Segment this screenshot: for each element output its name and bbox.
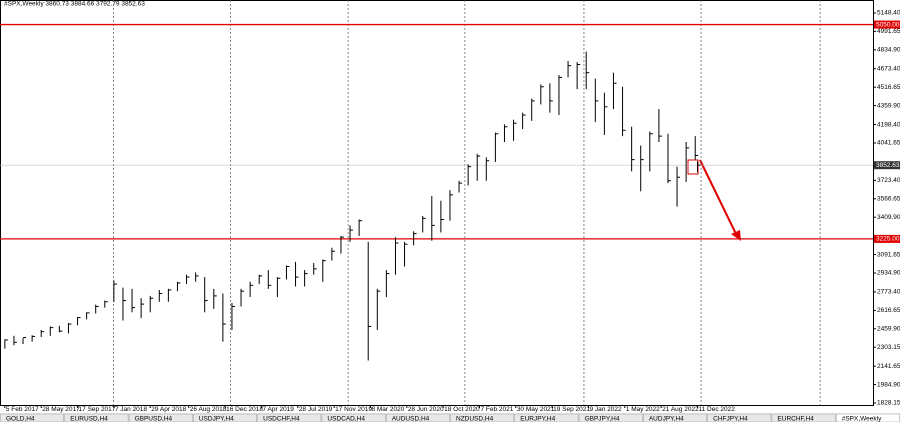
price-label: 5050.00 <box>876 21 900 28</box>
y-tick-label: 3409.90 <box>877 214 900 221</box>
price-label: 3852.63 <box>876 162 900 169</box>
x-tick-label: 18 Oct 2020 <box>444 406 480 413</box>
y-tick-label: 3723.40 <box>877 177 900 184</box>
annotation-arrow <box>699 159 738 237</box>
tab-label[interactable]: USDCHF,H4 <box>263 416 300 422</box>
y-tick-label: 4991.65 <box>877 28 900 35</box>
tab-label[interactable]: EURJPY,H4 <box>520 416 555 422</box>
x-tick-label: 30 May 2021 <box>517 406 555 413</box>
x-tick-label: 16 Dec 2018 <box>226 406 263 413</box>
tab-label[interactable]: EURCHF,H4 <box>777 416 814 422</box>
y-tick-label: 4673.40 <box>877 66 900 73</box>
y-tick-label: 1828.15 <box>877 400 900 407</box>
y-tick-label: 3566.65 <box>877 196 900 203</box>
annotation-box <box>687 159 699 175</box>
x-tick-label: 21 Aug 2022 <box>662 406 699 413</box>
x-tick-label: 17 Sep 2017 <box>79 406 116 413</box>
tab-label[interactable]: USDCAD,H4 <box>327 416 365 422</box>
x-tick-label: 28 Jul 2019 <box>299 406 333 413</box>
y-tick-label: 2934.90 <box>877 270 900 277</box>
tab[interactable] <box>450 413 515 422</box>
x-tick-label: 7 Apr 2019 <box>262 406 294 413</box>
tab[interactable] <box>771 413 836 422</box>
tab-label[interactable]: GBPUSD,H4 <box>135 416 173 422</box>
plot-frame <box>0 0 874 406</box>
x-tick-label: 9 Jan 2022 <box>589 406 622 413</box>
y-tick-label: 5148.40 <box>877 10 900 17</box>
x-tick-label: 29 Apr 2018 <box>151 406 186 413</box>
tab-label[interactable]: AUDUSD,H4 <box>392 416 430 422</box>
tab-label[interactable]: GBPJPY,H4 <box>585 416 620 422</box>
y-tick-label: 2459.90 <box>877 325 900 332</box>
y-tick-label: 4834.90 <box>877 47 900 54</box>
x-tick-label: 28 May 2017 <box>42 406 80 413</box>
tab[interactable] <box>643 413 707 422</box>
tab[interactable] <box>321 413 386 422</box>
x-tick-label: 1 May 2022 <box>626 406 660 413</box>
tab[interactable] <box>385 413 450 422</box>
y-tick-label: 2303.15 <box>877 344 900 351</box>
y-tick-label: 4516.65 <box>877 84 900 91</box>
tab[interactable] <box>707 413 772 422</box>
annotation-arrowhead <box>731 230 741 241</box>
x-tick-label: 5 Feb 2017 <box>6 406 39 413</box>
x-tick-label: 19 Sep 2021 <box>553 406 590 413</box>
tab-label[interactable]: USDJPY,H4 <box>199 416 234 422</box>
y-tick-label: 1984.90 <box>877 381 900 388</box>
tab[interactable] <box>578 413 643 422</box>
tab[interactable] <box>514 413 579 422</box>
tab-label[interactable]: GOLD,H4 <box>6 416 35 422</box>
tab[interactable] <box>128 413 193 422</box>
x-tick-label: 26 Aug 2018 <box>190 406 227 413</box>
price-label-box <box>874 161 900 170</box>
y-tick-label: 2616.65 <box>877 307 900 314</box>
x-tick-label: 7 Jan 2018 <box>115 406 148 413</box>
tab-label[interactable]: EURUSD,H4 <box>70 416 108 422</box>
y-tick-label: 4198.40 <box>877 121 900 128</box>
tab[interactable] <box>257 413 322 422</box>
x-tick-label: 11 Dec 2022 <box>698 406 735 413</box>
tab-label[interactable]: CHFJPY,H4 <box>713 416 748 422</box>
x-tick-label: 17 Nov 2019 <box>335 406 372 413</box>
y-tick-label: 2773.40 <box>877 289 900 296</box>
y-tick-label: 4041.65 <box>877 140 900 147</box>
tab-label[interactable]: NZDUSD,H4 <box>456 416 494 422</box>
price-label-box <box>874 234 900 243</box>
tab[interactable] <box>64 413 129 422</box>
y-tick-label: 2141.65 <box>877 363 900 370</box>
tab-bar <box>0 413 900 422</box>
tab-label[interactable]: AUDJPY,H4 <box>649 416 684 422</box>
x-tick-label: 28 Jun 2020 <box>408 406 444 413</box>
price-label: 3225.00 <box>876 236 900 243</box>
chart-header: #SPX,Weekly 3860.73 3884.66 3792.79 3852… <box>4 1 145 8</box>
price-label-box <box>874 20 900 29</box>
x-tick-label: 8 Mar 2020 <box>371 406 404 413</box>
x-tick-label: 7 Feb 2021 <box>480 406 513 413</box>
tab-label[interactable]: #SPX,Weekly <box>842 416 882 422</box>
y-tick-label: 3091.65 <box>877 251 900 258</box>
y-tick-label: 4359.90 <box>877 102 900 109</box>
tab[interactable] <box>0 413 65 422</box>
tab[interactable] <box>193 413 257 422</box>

····················

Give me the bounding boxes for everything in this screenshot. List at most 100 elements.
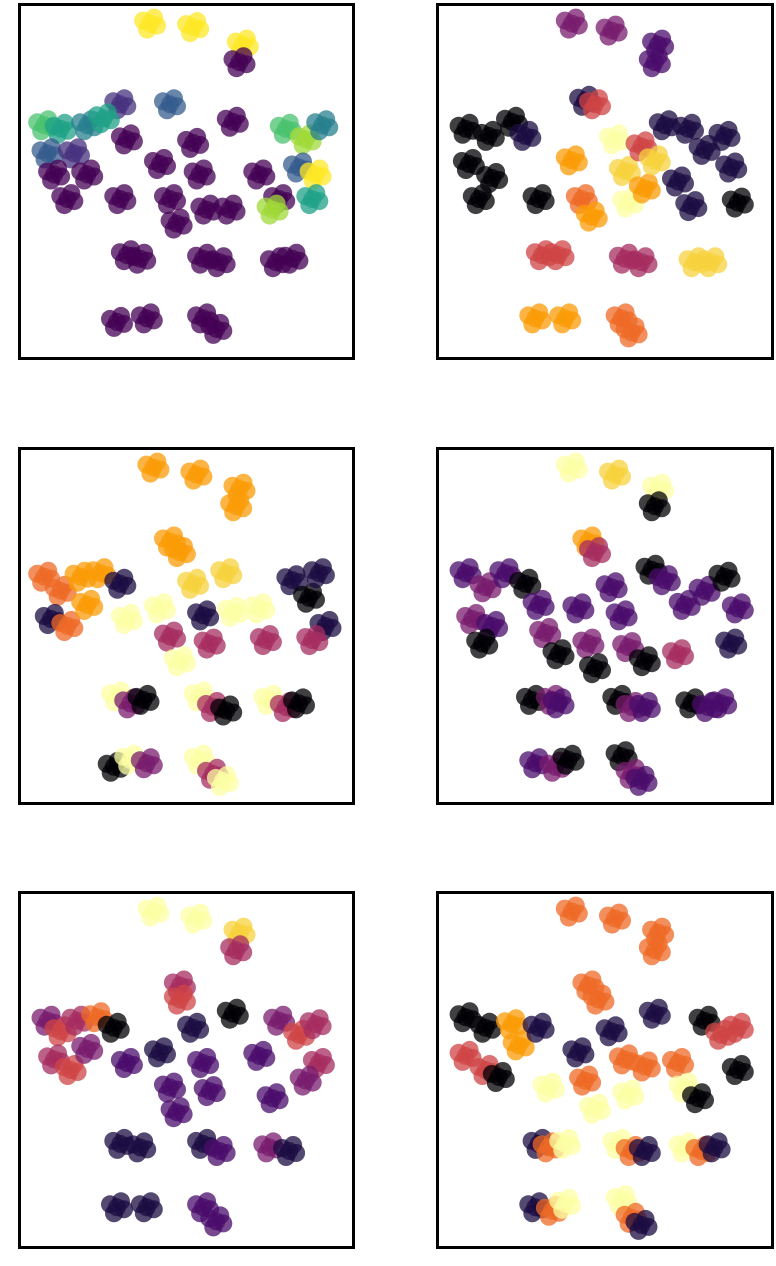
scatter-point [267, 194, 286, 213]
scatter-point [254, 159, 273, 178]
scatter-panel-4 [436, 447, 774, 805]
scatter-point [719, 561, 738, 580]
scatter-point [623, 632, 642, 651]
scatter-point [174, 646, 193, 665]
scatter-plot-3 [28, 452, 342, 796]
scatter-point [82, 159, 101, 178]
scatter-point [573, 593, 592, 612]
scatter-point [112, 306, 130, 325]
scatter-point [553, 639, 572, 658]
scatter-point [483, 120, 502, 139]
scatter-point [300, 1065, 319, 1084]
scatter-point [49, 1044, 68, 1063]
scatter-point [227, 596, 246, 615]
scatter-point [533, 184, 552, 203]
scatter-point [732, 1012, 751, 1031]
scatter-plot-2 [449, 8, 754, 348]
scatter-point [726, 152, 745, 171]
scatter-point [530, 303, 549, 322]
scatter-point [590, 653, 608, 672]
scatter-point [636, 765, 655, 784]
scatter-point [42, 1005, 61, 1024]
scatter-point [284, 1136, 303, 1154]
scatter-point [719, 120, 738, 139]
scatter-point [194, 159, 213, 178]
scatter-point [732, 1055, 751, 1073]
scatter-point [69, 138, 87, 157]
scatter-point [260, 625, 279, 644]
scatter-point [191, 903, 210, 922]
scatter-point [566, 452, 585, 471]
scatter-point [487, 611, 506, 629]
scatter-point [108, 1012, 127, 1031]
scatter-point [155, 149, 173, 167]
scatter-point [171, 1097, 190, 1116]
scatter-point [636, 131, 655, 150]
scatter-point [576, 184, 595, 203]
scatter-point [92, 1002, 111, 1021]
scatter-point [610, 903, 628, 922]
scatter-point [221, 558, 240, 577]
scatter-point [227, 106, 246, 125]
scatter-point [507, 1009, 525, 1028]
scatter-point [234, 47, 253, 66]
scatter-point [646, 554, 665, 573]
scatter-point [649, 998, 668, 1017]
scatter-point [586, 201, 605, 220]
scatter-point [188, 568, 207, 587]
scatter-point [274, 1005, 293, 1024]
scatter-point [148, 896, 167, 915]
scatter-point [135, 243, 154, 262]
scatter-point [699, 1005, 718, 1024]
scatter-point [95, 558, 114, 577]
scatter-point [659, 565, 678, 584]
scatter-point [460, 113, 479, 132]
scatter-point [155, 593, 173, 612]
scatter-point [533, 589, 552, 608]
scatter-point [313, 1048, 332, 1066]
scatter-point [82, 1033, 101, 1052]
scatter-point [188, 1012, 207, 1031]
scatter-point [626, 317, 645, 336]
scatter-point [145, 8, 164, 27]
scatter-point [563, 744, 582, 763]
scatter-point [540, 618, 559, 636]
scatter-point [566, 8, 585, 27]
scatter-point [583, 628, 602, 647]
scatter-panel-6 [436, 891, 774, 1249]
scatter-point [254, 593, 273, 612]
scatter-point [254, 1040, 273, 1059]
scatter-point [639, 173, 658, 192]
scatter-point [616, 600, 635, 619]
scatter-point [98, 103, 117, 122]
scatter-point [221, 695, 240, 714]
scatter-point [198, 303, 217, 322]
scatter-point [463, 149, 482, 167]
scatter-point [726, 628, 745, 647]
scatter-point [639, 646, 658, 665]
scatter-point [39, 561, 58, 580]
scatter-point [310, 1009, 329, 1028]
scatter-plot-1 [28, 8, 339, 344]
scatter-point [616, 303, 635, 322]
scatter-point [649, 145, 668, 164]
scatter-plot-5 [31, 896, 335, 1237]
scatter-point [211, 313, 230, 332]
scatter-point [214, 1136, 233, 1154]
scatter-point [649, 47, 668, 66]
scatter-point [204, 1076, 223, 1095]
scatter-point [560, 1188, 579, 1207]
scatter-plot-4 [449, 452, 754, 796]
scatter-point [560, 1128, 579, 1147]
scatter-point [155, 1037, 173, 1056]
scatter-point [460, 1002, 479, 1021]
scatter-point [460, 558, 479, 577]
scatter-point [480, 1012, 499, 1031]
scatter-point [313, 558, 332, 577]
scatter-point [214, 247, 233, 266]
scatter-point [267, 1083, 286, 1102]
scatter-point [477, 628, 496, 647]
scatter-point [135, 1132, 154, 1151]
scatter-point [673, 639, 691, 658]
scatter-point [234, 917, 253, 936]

····················

> **THE REQUEST**:
Return every line of the listing above that contains the string "panel". Match case exactly.

> **FINISHED ANSWER**:
scatter-panel-4 [436, 447, 774, 805]
scatter-panel-6 [436, 891, 774, 1249]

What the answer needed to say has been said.